Stored data entries
◇ ◇ ◇ ◇

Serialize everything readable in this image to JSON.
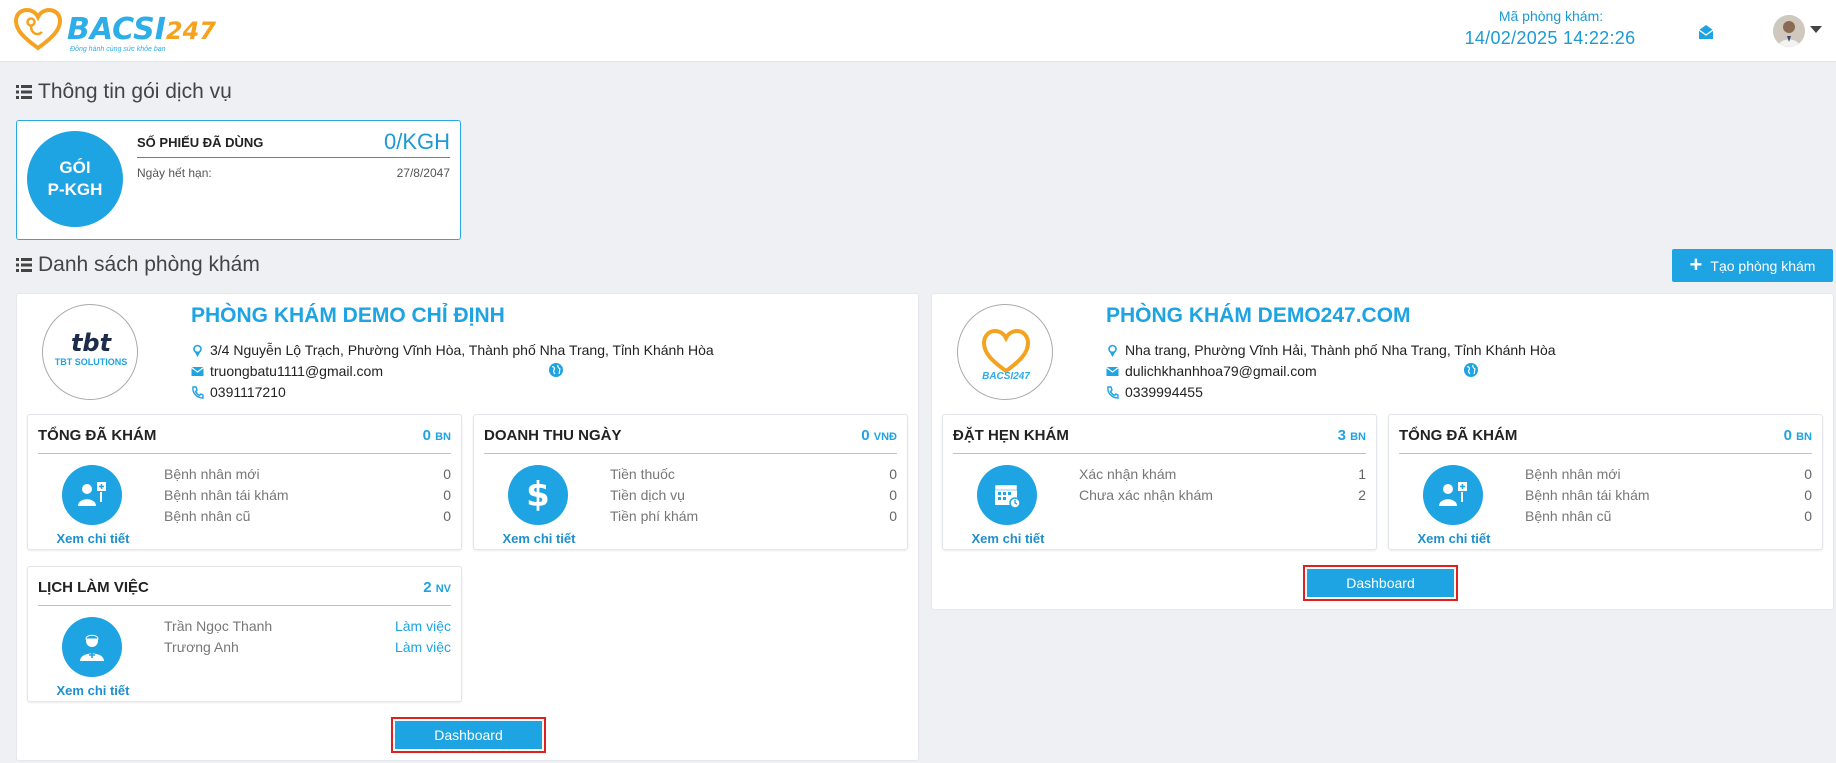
{
  "header": {
    "logo_text": "BACSI",
    "logo_num": "247",
    "logo_tagline": "Đồng hành cùng sức khỏe bạn",
    "clinic_code_label": "Mã phòng khám:",
    "datetime": "14/02/2025 14:22:26",
    "mail_icon": "envelope-icon",
    "avatar_icon": "user-avatar"
  },
  "package_section": {
    "title": "Thông tin gói dịch vụ",
    "circle_line1": "GÓI",
    "circle_line2": "P-KGH",
    "used_label": "SỐ PHIẾU ĐÃ DÙNG",
    "used_value": "0/KGH",
    "expiry_label": "Ngày hết hạn:",
    "expiry_value": "27/8/2047"
  },
  "clinic_section": {
    "title": "Danh sách phòng khám",
    "create_button": "Tạo phòng khám"
  },
  "clinics": [
    {
      "logo_caption": "TBT SOLUTIONS",
      "name": "PHÒNG KHÁM DEMO CHỈ ĐỊNH",
      "address": "3/4 Nguyễn Lộ Trạch, Phường Vĩnh Hòa, Thành phố Nha Trang, Tỉnh Khánh Hòa",
      "email": "truongbatu1111@gmail.com",
      "phone": "0391117210",
      "stats": {
        "total": {
          "title": "TỔNG ĐÃ KHÁM",
          "value": "0",
          "unit": "BN",
          "link": "Xem chi tiết",
          "rows": [
            {
              "label": "Bệnh nhân mới",
              "value": "0"
            },
            {
              "label": "Bệnh nhân tái khám",
              "value": "0"
            },
            {
              "label": "Bệnh nhân cũ",
              "value": "0"
            }
          ]
        },
        "revenue": {
          "title": "DOANH THU NGÀY",
          "value": "0",
          "unit": "VNĐ",
          "link": "Xem chi tiết",
          "rows": [
            {
              "label": "Tiền thuốc",
              "value": "0"
            },
            {
              "label": "Tiền dịch vụ",
              "value": "0"
            },
            {
              "label": "Tiền phí khám",
              "value": "0"
            }
          ]
        },
        "schedule": {
          "title": "LỊCH LÀM VIỆC",
          "value": "2",
          "unit": "NV",
          "link": "Xem chi tiết",
          "rows": [
            {
              "label": "Trần Ngọc Thanh",
              "value": "Làm việc"
            },
            {
              "label": "Trương Anh",
              "value": "Làm việc"
            }
          ]
        }
      },
      "dashboard_button": "Dashboard"
    },
    {
      "logo_caption": "BACSI247",
      "name": "PHÒNG KHÁM DEMO247.COM",
      "address": "Nha trang, Phường Vĩnh Hải, Thành phố Nha Trang, Tỉnh Khánh Hòa",
      "email": "dulichkhanhhoa79@gmail.com",
      "phone": "0339994455",
      "stats": {
        "appointment": {
          "title": "ĐẶT HẸN KHÁM",
          "value": "3",
          "unit": "BN",
          "link": "Xem chi tiết",
          "rows": [
            {
              "label": "Xác nhận khám",
              "value": "1"
            },
            {
              "label": "Chưa xác nhận khám",
              "value": "2"
            }
          ]
        },
        "total": {
          "title": "TỔNG ĐÃ KHÁM",
          "value": "0",
          "unit": "BN",
          "link": "Xem chi tiết",
          "rows": [
            {
              "label": "Bệnh nhân mới",
              "value": "0"
            },
            {
              "label": "Bệnh nhân tái khám",
              "value": "0"
            },
            {
              "label": "Bệnh nhân cũ",
              "value": "0"
            }
          ]
        }
      },
      "dashboard_button": "Dashboard"
    }
  ],
  "colors": {
    "accent": "#1ea3e3",
    "logo_orange": "#f4a21f",
    "highlight_border": "#e0201f"
  }
}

◇ ◇ ◇ ◇

_EXERCISE BRIEF_
The records above are to be restated exactly, without their pictures.

_RESPONSE_
Serialize everything readable in this image to JSON.
{
  "header": {
    "logo_text": "BACSI",
    "logo_num": "247",
    "logo_tagline": "Đồng hành cùng sức khỏe bạn",
    "clinic_code_label": "Mã phòng khám:",
    "datetime": "14/02/2025 14:22:26",
    "mail_icon": "envelope-icon",
    "avatar_icon": "user-avatar"
  },
  "package_section": {
    "title": "Thông tin gói dịch vụ",
    "circle_line1": "GÓI",
    "circle_line2": "P-KGH",
    "used_label": "SỐ PHIẾU ĐÃ DÙNG",
    "used_value": "0/KGH",
    "expiry_label": "Ngày hết hạn:",
    "expiry_value": "27/8/2047"
  },
  "clinic_section": {
    "title": "Danh sách phòng khám",
    "create_button": "Tạo phòng khám"
  },
  "clinics": [
    {
      "logo_caption": "TBT SOLUTIONS",
      "name": "PHÒNG KHÁM DEMO CHỈ ĐỊNH",
      "address": "3/4 Nguyễn Lộ Trạch, Phường Vĩnh Hòa, Thành phố Nha Trang, Tỉnh Khánh Hòa",
      "email": "truongbatu1111@gmail.com",
      "phone": "0391117210",
      "stats": {
        "total": {
          "title": "TỔNG ĐÃ KHÁM",
          "value": "0",
          "unit": "BN",
          "link": "Xem chi tiết",
          "rows": [
            {
              "label": "Bệnh nhân mới",
              "value": "0"
            },
            {
              "label": "Bệnh nhân tái khám",
              "value": "0"
            },
            {
              "label": "Bệnh nhân cũ",
              "value": "0"
            }
          ]
        },
        "revenue": {
          "title": "DOANH THU NGÀY",
          "value": "0",
          "unit": "VNĐ",
          "link": "Xem chi tiết",
          "rows": [
            {
              "label": "Tiền thuốc",
              "value": "0"
            },
            {
              "label": "Tiền dịch vụ",
              "value": "0"
            },
            {
              "label": "Tiền phí khám",
              "value": "0"
            }
          ]
        },
        "schedule": {
          "title": "LỊCH LÀM VIỆC",
          "value": "2",
          "unit": "NV",
          "link": "Xem chi tiết",
          "rows": [
            {
              "label": "Trần Ngọc Thanh",
              "value": "Làm việc"
            },
            {
              "label": "Trương Anh",
              "value": "Làm việc"
            }
          ]
        }
      },
      "dashboard_button": "Dashboard"
    },
    {
      "logo_caption": "BACSI247",
      "name": "PHÒNG KHÁM DEMO247.COM",
      "address": "Nha trang, Phường Vĩnh Hải, Thành phố Nha Trang, Tỉnh Khánh Hòa",
      "email": "dulichkhanhhoa79@gmail.com",
      "phone": "0339994455",
      "stats": {
        "appointment": {
          "title": "ĐẶT HẸN KHÁM",
          "value": "3",
          "unit": "BN",
          "link": "Xem chi tiết",
          "rows": [
            {
              "label": "Xác nhận khám",
              "value": "1"
            },
            {
              "label": "Chưa xác nhận khám",
              "value": "2"
            }
          ]
        },
        "total": {
          "title": "TỔNG ĐÃ KHÁM",
          "value": "0",
          "unit": "BN",
          "link": "Xem chi tiết",
          "rows": [
            {
              "label": "Bệnh nhân mới",
              "value": "0"
            },
            {
              "label": "Bệnh nhân tái khám",
              "value": "0"
            },
            {
              "label": "Bệnh nhân cũ",
              "value": "0"
            }
          ]
        }
      },
      "dashboard_button": "Dashboard"
    }
  ],
  "colors": {
    "accent": "#1ea3e3",
    "logo_orange": "#f4a21f",
    "highlight_border": "#e0201f"
  }
}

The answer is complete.